### Goal
What follows is a listing; restate every line of it word for word.

### Material provided
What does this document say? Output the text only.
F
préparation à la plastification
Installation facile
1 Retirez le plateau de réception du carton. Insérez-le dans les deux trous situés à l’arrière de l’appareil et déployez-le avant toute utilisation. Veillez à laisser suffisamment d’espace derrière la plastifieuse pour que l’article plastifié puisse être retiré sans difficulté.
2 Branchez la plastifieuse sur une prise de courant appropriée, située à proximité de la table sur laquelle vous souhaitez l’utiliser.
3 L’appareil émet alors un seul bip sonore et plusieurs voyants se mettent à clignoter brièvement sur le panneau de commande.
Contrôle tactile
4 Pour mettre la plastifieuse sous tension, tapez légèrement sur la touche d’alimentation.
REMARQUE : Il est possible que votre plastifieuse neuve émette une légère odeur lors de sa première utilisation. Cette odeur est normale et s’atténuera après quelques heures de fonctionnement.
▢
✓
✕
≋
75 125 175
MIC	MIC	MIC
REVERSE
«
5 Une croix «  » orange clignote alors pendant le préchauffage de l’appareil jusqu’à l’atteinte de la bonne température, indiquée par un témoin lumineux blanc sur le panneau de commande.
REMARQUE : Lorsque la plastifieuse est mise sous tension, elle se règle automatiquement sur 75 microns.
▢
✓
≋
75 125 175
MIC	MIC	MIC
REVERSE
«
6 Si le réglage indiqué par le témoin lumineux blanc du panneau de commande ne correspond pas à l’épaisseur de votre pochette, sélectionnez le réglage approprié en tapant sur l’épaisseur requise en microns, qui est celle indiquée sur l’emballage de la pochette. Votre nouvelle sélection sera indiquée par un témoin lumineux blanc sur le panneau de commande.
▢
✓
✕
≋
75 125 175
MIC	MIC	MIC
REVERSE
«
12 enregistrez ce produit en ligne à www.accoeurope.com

### Full response
What does this document say? Output the text only.
F
préparation à la plastification
Installation facile
1 Retirez le plateau de réception du carton. Insérez-le dans les deux trous situés à l’arrière de l’appareil et déployez-le avant toute utilisation. Veillez à laisser suffisamment d’espace derrière la plastifieuse pour que l’article plastifié puisse être retiré sans difficulté.
2 Branchez la plastifieuse sur une prise de courant appropriée, située à proximité de la table sur laquelle vous souhaitez l’utiliser.
3 L’appareil émet alors un seul bip sonore et plusieurs voyants se mettent à clignoter brièvement sur le panneau de commande.
Contrôle tactile
4 Pour mettre la plastifieuse sous tension, tapez légèrement sur la touche d’alimentation.
REMARQUE : Il est possible que votre plastifieuse neuve émette une légère odeur lors de sa première utilisation. Cette odeur est normale et s’atténuera après quelques heures de fonctionnement.
▢
✓
✕
≋
75 125 175
MIC	MIC	MIC
REVERSE
«
5 Une croix «  » orange clignote alors pendant le préchauffage de l’appareil jusqu’à l’atteinte de la bonne température, indiquée par un témoin lumineux blanc sur le panneau de commande.
REMARQUE : Lorsque la plastifieuse est mise sous tension, elle se règle automatiquement sur 75 microns.
▢
✓
≋
75 125 175
MIC	MIC	MIC
REVERSE
«
6 Si le réglage indiqué par le témoin lumineux blanc du panneau de commande ne correspond pas à l’épaisseur de votre pochette, sélectionnez le réglage approprié en tapant sur l’épaisseur requise en microns, qui est celle indiquée sur l’emballage de la pochette. Votre nouvelle sélection sera indiquée par un témoin lumineux blanc sur le panneau de commande.
▢
✓
✕
≋
75 125 175
MIC	MIC	MIC
REVERSE
«
12 enregistrez ce produit en ligne à www.accoeurope.com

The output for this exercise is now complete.